■ INSTRUCTIONS FOR THE TASK ■
Extract every row below word for word, leaving out the pictures.

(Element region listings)

--------------------

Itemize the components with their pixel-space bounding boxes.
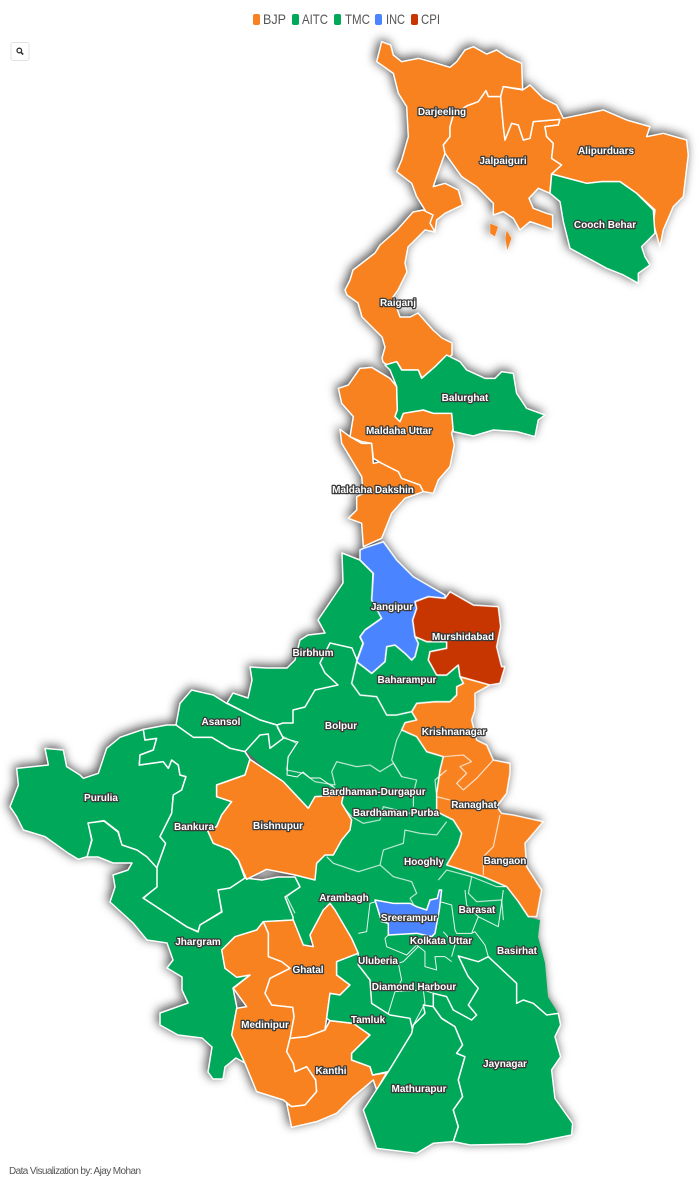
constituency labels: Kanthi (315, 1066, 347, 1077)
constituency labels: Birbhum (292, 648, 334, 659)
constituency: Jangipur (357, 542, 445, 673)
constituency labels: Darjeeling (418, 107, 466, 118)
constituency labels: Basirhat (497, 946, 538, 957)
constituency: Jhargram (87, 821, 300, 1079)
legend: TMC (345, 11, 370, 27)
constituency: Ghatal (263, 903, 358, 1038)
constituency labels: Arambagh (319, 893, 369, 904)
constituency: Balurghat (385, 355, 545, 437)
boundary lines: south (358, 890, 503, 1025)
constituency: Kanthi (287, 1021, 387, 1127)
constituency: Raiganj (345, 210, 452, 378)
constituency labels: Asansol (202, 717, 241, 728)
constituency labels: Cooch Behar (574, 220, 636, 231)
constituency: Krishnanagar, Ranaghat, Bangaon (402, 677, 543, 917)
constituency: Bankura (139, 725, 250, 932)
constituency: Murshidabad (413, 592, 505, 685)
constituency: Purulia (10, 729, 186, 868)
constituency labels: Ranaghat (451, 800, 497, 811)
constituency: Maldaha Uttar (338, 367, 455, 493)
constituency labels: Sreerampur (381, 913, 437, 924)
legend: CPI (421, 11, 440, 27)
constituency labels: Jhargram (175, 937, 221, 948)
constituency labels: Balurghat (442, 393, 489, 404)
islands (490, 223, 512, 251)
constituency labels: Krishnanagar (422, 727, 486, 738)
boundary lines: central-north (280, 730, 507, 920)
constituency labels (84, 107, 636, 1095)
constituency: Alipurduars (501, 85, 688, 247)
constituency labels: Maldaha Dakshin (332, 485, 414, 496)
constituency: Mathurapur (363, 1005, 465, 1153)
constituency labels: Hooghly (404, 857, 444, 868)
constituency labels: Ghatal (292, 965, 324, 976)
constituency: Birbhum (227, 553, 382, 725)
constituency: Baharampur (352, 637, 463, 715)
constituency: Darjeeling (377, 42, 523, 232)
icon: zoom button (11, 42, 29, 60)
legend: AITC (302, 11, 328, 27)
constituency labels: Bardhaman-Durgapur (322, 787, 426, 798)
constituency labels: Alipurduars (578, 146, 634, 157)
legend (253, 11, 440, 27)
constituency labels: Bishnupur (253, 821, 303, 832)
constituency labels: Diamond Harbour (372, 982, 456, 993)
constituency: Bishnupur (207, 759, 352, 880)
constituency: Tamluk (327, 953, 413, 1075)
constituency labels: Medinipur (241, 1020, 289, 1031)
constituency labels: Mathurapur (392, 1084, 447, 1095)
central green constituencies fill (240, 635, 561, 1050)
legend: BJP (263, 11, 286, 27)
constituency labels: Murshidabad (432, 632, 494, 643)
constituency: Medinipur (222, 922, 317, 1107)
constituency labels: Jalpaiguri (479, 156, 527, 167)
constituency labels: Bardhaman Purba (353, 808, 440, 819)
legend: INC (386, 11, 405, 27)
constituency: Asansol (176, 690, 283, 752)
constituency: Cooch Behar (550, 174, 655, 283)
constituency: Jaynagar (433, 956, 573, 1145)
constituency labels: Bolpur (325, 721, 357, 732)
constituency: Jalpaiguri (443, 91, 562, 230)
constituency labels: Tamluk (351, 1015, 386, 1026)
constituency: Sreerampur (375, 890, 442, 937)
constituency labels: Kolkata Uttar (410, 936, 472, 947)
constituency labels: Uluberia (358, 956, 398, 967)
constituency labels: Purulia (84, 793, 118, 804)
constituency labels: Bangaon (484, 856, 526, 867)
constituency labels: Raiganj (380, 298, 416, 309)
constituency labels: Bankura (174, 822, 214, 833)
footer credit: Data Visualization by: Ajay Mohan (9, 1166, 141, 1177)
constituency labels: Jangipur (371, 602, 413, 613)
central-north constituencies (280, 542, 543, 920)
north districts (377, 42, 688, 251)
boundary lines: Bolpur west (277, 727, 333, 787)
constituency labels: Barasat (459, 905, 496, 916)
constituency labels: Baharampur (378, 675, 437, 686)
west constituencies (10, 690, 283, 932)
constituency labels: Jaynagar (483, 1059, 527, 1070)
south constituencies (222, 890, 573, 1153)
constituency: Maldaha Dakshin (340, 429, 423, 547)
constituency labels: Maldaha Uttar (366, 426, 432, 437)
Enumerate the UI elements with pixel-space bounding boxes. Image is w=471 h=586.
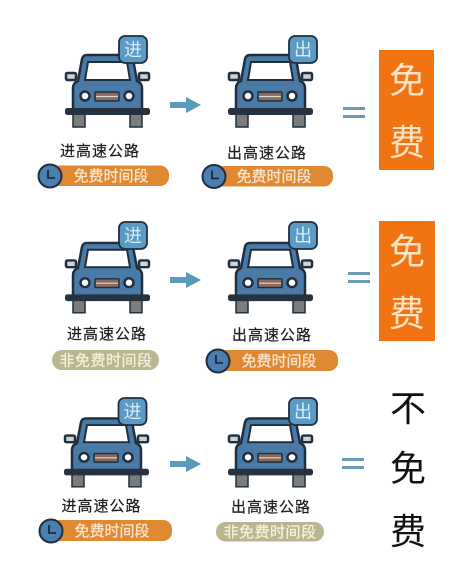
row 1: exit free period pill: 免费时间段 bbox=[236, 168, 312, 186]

--------------------

■ THE SOLUTION ■
Itemize the components with their pixel-space bounding boxes.
constituency labels: Kanthi (315, 1066, 347, 1077)
constituency labels: Birbhum (292, 648, 334, 659)
constituency: Jangipur (357, 542, 445, 673)
constituency labels: Darjeeling (418, 107, 466, 118)
constituency labels: Basirhat (497, 946, 538, 957)
constituency: Jhargram (87, 821, 300, 1079)
legend: TMC (345, 11, 370, 27)
constituency: Ghatal (263, 903, 358, 1038)
constituency labels: Arambagh (319, 893, 369, 904)
constituency: Balurghat (385, 355, 545, 437)
boundary lines: south (358, 890, 503, 1025)
constituency: Kanthi (287, 1021, 387, 1127)
constituency: Raiganj (345, 210, 452, 378)
constituency labels: Asansol (202, 717, 241, 728)
constituency labels: Cooch Behar (574, 220, 636, 231)
constituency: Krishnanagar, Ranaghat, Bangaon (402, 677, 543, 917)
constituency: Bankura (139, 725, 250, 932)
constituency: Murshidabad (413, 592, 505, 685)
constituency: Purulia (10, 729, 186, 868)
constituency labels: Ranaghat (451, 800, 497, 811)
constituency: Maldaha Uttar (338, 367, 455, 493)
constituency labels: Sreerampur (381, 913, 437, 924)
legend: CPI (421, 11, 440, 27)
constituency labels: Jhargram (175, 937, 221, 948)
constituency labels: Balurghat (442, 393, 489, 404)
islands (490, 223, 512, 251)
constituency labels: Krishnanagar (422, 727, 486, 738)
boundary lines: central-north (280, 730, 507, 920)
constituency labels (84, 107, 636, 1095)
constituency: Alipurduars (501, 85, 688, 247)
constituency labels: Maldaha Dakshin (332, 485, 414, 496)
constituency: Mathurapur (363, 1005, 465, 1153)
constituency labels: Hooghly (404, 857, 444, 868)
constituency labels: Ghatal (292, 965, 324, 976)
constituency: Birbhum (227, 553, 382, 725)
constituency: Baharampur (352, 637, 463, 715)
constituency: Darjeeling (377, 42, 523, 232)
icon: zoom button (11, 42, 29, 60)
legend: AITC (302, 11, 328, 27)
constituency labels: Bardhaman-Durgapur (322, 787, 426, 798)
constituency labels: Alipurduars (578, 146, 634, 157)
legend (253, 11, 440, 27)
constituency labels: Bishnupur (253, 821, 303, 832)
constituency labels: Diamond Harbour (372, 982, 456, 993)
constituency: Bishnupur (207, 759, 352, 880)
constituency: Tamluk (327, 953, 413, 1075)
constituency labels: Medinipur (241, 1020, 289, 1031)
constituency labels: Mathurapur (392, 1084, 447, 1095)
central green constituencies fill (240, 635, 561, 1050)
legend: BJP (263, 11, 286, 27)
constituency labels: Murshidabad (432, 632, 494, 643)
constituency: Medinipur (222, 922, 317, 1107)
constituency labels: Jalpaiguri (479, 156, 527, 167)
constituency labels: Bardhaman Purba (353, 808, 440, 819)
legend: INC (386, 11, 405, 27)
constituency: Asansol (176, 690, 283, 752)
constituency: Cooch Behar (550, 174, 655, 283)
constituency: Jaynagar (433, 956, 573, 1145)
constituency labels: Bolpur (325, 721, 357, 732)
constituency: Jalpaiguri (443, 91, 562, 230)
constituency labels: Tamluk (351, 1015, 386, 1026)
constituency: Sreerampur (375, 890, 442, 937)
constituency labels: Kolkata Uttar (410, 936, 472, 947)
constituency labels: Uluberia (358, 956, 398, 967)
constituency labels: Purulia (84, 793, 118, 804)
constituency labels: Bangaon (484, 856, 526, 867)
constituency labels: Raiganj (380, 298, 416, 309)
constituency labels: Bankura (174, 822, 214, 833)
footer credit: Data Visualization by: Ajay Mohan (9, 1166, 141, 1177)
constituency labels: Jangipur (371, 602, 413, 613)
central-north constituencies (280, 542, 543, 920)
north districts (377, 42, 688, 251)
boundary lines: Bolpur west (277, 727, 333, 787)
constituency labels: Barasat (459, 905, 496, 916)
constituency labels: Baharampur (378, 675, 437, 686)
west constituencies (10, 690, 283, 932)
constituency labels: Jaynagar (483, 1059, 527, 1070)
south constituencies (222, 890, 573, 1153)
constituency: Maldaha Dakshin (340, 429, 423, 547)
constituency labels: Maldaha Uttar (366, 426, 432, 437)
Enumerate the UI elements with pixel-space bounding boxes. Image is w=471 h=586.
row 1: exit free period pill: 免费时间段 bbox=[236, 168, 312, 186]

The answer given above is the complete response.